What you need to do
Copy verbatim the portion of the data below that begins with the line containing "localize 15 of" and ends with the line containing "x-tick-label: 2025 [869, 924, 914, 946]", both lines included.

** Start of Provided data **

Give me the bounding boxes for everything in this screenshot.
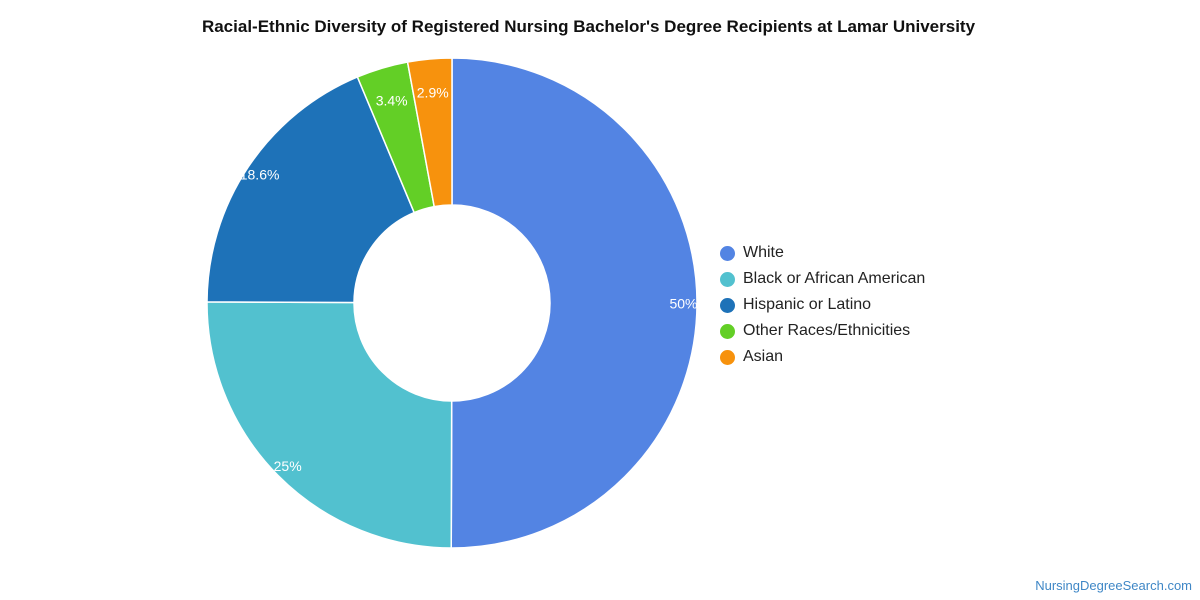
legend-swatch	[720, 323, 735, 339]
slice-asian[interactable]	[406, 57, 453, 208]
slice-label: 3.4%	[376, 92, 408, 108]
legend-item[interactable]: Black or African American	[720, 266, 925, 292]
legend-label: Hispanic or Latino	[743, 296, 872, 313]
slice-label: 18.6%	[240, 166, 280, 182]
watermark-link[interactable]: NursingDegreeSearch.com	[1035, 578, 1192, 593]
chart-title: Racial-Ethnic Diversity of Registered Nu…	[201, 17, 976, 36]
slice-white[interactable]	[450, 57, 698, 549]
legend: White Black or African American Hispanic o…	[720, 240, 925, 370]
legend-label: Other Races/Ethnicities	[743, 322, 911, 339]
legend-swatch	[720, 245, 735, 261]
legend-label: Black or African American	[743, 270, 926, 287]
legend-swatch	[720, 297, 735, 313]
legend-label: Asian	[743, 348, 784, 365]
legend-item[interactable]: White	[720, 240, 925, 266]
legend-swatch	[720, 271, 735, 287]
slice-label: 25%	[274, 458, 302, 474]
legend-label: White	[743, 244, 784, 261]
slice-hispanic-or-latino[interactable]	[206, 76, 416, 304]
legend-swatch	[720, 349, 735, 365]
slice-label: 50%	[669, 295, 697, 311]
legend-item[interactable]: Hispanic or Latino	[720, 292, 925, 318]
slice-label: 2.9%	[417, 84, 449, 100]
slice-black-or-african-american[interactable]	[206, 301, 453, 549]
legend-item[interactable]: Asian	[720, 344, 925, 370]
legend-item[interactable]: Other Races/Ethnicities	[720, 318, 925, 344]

** End of Provided data **
** Start of Provided data **

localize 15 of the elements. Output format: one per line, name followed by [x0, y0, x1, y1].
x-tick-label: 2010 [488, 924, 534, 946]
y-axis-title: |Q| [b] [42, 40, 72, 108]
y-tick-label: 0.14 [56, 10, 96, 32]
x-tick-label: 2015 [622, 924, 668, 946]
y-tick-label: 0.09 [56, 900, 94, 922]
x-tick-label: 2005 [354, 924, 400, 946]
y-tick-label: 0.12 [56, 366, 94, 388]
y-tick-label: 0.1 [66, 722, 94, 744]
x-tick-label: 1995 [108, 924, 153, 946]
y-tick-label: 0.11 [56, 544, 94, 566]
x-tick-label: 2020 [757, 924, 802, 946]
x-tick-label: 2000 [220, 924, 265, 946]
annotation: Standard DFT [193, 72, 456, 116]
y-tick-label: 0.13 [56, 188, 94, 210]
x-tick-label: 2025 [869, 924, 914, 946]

** End of Provided data **

Full answer
localize 15 of the elements. Output format: one per line, name followed by [x0, y0, x1, y1].
x-tick-label: 2010 [488, 924, 534, 946]
y-axis-title: |Q| [b] [42, 40, 72, 108]
y-tick-label: 0.14 [56, 10, 96, 32]
x-tick-label: 2015 [622, 924, 668, 946]
y-tick-label: 0.09 [56, 900, 94, 922]
x-tick-label: 2005 [354, 924, 400, 946]
y-tick-label: 0.12 [56, 366, 94, 388]
y-tick-label: 0.1 [66, 722, 94, 744]
x-tick-label: 1995 [108, 924, 153, 946]
y-tick-label: 0.11 [56, 544, 94, 566]
x-tick-label: 2020 [757, 924, 802, 946]
x-tick-label: 2000 [220, 924, 265, 946]
annotation: Standard DFT [193, 72, 456, 116]
y-tick-label: 0.13 [56, 188, 94, 210]
x-tick-label: 2025 [869, 924, 914, 946]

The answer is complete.